- _Instruction_: Reproduce all of the data exactly, with no line skipped.

- _Data to process_:
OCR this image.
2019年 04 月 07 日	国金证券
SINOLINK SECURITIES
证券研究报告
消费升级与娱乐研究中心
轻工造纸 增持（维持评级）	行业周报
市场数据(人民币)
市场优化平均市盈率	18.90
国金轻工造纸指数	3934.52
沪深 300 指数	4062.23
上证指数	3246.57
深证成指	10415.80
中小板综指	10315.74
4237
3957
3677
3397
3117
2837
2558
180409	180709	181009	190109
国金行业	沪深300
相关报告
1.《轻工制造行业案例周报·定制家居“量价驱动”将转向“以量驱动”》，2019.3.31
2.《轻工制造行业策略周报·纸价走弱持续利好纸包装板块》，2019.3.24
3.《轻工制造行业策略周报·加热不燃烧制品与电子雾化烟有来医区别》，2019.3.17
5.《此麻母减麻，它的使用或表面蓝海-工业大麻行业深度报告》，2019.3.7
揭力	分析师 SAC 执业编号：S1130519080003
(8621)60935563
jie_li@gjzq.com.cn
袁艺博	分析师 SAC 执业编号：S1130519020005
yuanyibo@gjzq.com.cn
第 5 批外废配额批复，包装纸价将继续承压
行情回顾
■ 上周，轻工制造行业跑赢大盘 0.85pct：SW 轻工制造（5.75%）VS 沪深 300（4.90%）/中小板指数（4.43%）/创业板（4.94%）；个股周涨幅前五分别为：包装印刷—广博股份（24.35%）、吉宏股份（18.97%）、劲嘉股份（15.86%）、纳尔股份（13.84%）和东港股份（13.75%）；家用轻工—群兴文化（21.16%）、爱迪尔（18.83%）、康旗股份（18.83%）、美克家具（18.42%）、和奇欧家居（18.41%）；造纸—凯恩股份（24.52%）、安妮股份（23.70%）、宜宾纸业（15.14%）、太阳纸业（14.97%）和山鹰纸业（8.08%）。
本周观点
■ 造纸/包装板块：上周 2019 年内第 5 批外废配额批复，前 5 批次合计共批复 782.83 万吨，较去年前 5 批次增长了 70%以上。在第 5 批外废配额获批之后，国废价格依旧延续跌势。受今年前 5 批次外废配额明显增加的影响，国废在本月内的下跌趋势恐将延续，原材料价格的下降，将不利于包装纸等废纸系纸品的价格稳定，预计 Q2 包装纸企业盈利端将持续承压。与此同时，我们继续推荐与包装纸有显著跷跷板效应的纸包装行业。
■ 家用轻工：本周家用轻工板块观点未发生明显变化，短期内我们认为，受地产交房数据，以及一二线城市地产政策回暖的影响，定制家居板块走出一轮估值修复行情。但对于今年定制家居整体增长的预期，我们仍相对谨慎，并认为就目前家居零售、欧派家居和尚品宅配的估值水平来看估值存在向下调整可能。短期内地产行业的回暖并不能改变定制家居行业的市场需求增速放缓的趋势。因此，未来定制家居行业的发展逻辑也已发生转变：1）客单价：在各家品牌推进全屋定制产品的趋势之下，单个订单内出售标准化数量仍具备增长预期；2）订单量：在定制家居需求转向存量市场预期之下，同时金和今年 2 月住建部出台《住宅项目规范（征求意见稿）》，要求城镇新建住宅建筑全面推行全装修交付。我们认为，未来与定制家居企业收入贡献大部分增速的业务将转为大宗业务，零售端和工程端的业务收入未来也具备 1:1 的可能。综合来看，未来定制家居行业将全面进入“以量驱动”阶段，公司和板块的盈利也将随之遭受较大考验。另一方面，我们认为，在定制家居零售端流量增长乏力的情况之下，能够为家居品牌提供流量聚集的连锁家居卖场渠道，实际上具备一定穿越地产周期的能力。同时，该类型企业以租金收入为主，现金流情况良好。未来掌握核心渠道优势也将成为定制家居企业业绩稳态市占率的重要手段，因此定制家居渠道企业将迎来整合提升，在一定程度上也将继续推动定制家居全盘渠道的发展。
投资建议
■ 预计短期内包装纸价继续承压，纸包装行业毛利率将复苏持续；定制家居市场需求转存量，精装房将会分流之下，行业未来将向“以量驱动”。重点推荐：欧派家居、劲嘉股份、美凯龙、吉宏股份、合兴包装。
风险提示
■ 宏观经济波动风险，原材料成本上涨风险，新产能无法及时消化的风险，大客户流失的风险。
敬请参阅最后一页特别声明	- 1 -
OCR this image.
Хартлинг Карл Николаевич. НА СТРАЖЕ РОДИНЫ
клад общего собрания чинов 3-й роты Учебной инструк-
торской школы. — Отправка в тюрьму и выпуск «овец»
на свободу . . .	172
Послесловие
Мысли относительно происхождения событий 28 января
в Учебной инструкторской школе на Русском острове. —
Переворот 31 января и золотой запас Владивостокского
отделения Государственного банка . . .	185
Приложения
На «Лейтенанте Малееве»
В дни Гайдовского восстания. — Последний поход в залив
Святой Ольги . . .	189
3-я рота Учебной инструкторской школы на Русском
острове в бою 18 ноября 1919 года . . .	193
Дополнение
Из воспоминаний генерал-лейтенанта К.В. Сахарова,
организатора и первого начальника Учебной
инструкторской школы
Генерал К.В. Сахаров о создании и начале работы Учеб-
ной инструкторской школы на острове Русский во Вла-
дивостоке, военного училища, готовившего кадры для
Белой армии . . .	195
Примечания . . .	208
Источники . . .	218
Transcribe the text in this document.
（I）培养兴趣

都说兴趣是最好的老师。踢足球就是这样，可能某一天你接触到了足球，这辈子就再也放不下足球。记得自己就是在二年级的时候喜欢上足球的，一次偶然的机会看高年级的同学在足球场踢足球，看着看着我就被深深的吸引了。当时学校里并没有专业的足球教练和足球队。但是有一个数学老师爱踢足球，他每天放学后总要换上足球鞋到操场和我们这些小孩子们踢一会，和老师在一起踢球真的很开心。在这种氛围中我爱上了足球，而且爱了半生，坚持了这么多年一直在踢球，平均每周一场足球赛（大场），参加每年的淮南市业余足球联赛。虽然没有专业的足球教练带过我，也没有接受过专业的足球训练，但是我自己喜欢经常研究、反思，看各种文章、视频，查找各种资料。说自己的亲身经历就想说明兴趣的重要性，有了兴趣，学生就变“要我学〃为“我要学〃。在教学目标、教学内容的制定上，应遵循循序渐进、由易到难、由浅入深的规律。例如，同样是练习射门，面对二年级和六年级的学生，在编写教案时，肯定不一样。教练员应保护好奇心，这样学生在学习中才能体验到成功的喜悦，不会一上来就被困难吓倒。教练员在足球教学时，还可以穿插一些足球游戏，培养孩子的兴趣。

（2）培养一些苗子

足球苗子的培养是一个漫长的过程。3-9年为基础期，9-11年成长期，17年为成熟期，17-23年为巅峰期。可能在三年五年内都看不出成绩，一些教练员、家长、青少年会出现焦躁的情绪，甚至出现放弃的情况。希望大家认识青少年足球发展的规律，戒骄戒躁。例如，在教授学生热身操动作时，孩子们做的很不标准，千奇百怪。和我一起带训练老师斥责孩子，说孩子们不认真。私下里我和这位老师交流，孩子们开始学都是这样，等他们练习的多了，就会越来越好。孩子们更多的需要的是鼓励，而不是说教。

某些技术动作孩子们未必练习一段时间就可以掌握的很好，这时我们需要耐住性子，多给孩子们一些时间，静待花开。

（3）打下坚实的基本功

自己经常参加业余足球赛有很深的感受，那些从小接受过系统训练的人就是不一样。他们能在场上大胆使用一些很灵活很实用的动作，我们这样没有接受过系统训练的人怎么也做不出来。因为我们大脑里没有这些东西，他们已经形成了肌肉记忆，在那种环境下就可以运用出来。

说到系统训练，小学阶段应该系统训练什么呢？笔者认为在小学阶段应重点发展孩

- _Completed task_:
OCR this image.
2019年 04 月 07 日	国金证券
SINOLINK SECURITIES
证券研究报告
消费升级与娱乐研究中心
轻工造纸 增持（维持评级）	行业周报
市场数据(人民币)
市场优化平均市盈率	18.90
国金轻工造纸指数	3934.52
沪深 300 指数	4062.23
上证指数	3246.57
深证成指	10415.80
中小板综指	10315.74
4237
3957
3677
3397
3117
2837
2558
180409	180709	181009	190109
国金行业	沪深300
相关报告
1.《轻工制造行业案例周报·定制家居“量价驱动”将转向“以量驱动”》，2019.3.31
2.《轻工制造行业策略周报·纸价走弱持续利好纸包装板块》，2019.3.24
3.《轻工制造行业策略周报·加热不燃烧制品与电子雾化烟有来医区别》，2019.3.17
5.《此麻母减麻，它的使用或表面蓝海-工业大麻行业深度报告》，2019.3.7
揭力	分析师 SAC 执业编号：S1130519080003
(8621)60935563
jie_li@gjzq.com.cn
袁艺博	分析师 SAC 执业编号：S1130519020005
yuanyibo@gjzq.com.cn
第 5 批外废配额批复，包装纸价将继续承压
行情回顾
■ 上周，轻工制造行业跑赢大盘 0.85pct：SW 轻工制造（5.75%）VS 沪深 300（4.90%）/中小板指数（4.43%）/创业板（4.94%）；个股周涨幅前五分别为：包装印刷—广博股份（24.35%）、吉宏股份（18.97%）、劲嘉股份（15.86%）、纳尔股份（13.84%）和东港股份（13.75%）；家用轻工—群兴文化（21.16%）、爱迪尔（18.83%）、康旗股份（18.83%）、美克家具（18.42%）、和奇欧家居（18.41%）；造纸—凯恩股份（24.52%）、安妮股份（23.70%）、宜宾纸业（15.14%）、太阳纸业（14.97%）和山鹰纸业（8.08%）。
本周观点
■ 造纸/包装板块：上周 2019 年内第 5 批外废配额批复，前 5 批次合计共批复 782.83 万吨，较去年前 5 批次增长了 70%以上。在第 5 批外废配额获批之后，国废价格依旧延续跌势。受今年前 5 批次外废配额明显增加的影响，国废在本月内的下跌趋势恐将延续，原材料价格的下降，将不利于包装纸等废纸系纸品的价格稳定，预计 Q2 包装纸企业盈利端将持续承压。与此同时，我们继续推荐与包装纸有显著跷跷板效应的纸包装行业。
■ 家用轻工：本周家用轻工板块观点未发生明显变化，短期内我们认为，受地产交房数据，以及一二线城市地产政策回暖的影响，定制家居板块走出一轮估值修复行情。但对于今年定制家居整体增长的预期，我们仍相对谨慎，并认为就目前家居零售、欧派家居和尚品宅配的估值水平来看估值存在向下调整可能。短期内地产行业的回暖并不能改变定制家居行业的市场需求增速放缓的趋势。因此，未来定制家居行业的发展逻辑也已发生转变：1）客单价：在各家品牌推进全屋定制产品的趋势之下，单个订单内出售标准化数量仍具备增长预期；2）订单量：在定制家居需求转向存量市场预期之下，同时金和今年 2 月住建部出台《住宅项目规范（征求意见稿）》，要求城镇新建住宅建筑全面推行全装修交付。我们认为，未来与定制家居企业收入贡献大部分增速的业务将转为大宗业务，零售端和工程端的业务收入未来也具备 1:1 的可能。综合来看，未来定制家居行业将全面进入“以量驱动”阶段，公司和板块的盈利也将随之遭受较大考验。另一方面，我们认为，在定制家居零售端流量增长乏力的情况之下，能够为家居品牌提供流量聚集的连锁家居卖场渠道，实际上具备一定穿越地产周期的能力。同时，该类型企业以租金收入为主，现金流情况良好。未来掌握核心渠道优势也将成为定制家居企业业绩稳态市占率的重要手段，因此定制家居渠道企业将迎来整合提升，在一定程度上也将继续推动定制家居全盘渠道的发展。
投资建议
■ 预计短期内包装纸价继续承压，纸包装行业毛利率将复苏持续；定制家居市场需求转存量，精装房将会分流之下，行业未来将向“以量驱动”。重点推荐：欧派家居、劲嘉股份、美凯龙、吉宏股份、合兴包装。
风险提示
■ 宏观经济波动风险，原材料成本上涨风险，新产能无法及时消化的风险，大客户流失的风险。
敬请参阅最后一页特别声明	- 1 -
OCR this image.
Хартлинг Карл Николаевич. НА СТРАЖЕ РОДИНЫ
клад общего собрания чинов 3-й роты Учебной инструк-
торской школы. — Отправка в тюрьму и выпуск «овец»
на свободу . . .	172
Послесловие
Мысли относительно происхождения событий 28 января
в Учебной инструкторской школе на Русском острове. —
Переворот 31 января и золотой запас Владивостокского
отделения Государственного банка . . .	185
Приложения
На «Лейтенанте Малееве»
В дни Гайдовского восстания. — Последний поход в залив
Святой Ольги . . .	189
3-я рота Учебной инструкторской школы на Русском
острове в бою 18 ноября 1919 года . . .	193
Дополнение
Из воспоминаний генерал-лейтенанта К.В. Сахарова,
организатора и первого начальника Учебной
инструкторской школы
Генерал К.В. Сахаров о создании и начале работы Учеб-
ной инструкторской школы на острове Русский во Вла-
дивостоке, военного училища, готовившего кадры для
Белой армии . . .	195
Примечания . . .	208
Источники . . .	218
Transcribe the text in this document.
（I）培养兴趣

都说兴趣是最好的老师。踢足球就是这样，可能某一天你接触到了足球，这辈子就再也放不下足球。记得自己就是在二年级的时候喜欢上足球的，一次偶然的机会看高年级的同学在足球场踢足球，看着看着我就被深深的吸引了。当时学校里并没有专业的足球教练和足球队。但是有一个数学老师爱踢足球，他每天放学后总要换上足球鞋到操场和我们这些小孩子们踢一会，和老师在一起踢球真的很开心。在这种氛围中我爱上了足球，而且爱了半生，坚持了这么多年一直在踢球，平均每周一场足球赛（大场），参加每年的淮南市业余足球联赛。虽然没有专业的足球教练带过我，也没有接受过专业的足球训练，但是我自己喜欢经常研究、反思，看各种文章、视频，查找各种资料。说自己的亲身经历就想说明兴趣的重要性，有了兴趣，学生就变“要我学〃为“我要学〃。在教学目标、教学内容的制定上，应遵循循序渐进、由易到难、由浅入深的规律。例如，同样是练习射门，面对二年级和六年级的学生，在编写教案时，肯定不一样。教练员应保护好奇心，这样学生在学习中才能体验到成功的喜悦，不会一上来就被困难吓倒。教练员在足球教学时，还可以穿插一些足球游戏，培养孩子的兴趣。

（2）培养一些苗子

足球苗子的培养是一个漫长的过程。3-9年为基础期，9-11年成长期，17年为成熟期，17-23年为巅峰期。可能在三年五年内都看不出成绩，一些教练员、家长、青少年会出现焦躁的情绪，甚至出现放弃的情况。希望大家认识青少年足球发展的规律，戒骄戒躁。例如，在教授学生热身操动作时，孩子们做的很不标准，千奇百怪。和我一起带训练老师斥责孩子，说孩子们不认真。私下里我和这位老师交流，孩子们开始学都是这样，等他们练习的多了，就会越来越好。孩子们更多的需要的是鼓励，而不是说教。

某些技术动作孩子们未必练习一段时间就可以掌握的很好，这时我们需要耐住性子，多给孩子们一些时间，静待花开。

（3）打下坚实的基本功

自己经常参加业余足球赛有很深的感受，那些从小接受过系统训练的人就是不一样。他们能在场上大胆使用一些很灵活很实用的动作，我们这样没有接受过系统训练的人怎么也做不出来。因为我们大脑里没有这些东西，他们已经形成了肌肉记忆，在那种环境下就可以运用出来。

说到系统训练，小学阶段应该系统训练什么呢？笔者认为在小学阶段应重点发展孩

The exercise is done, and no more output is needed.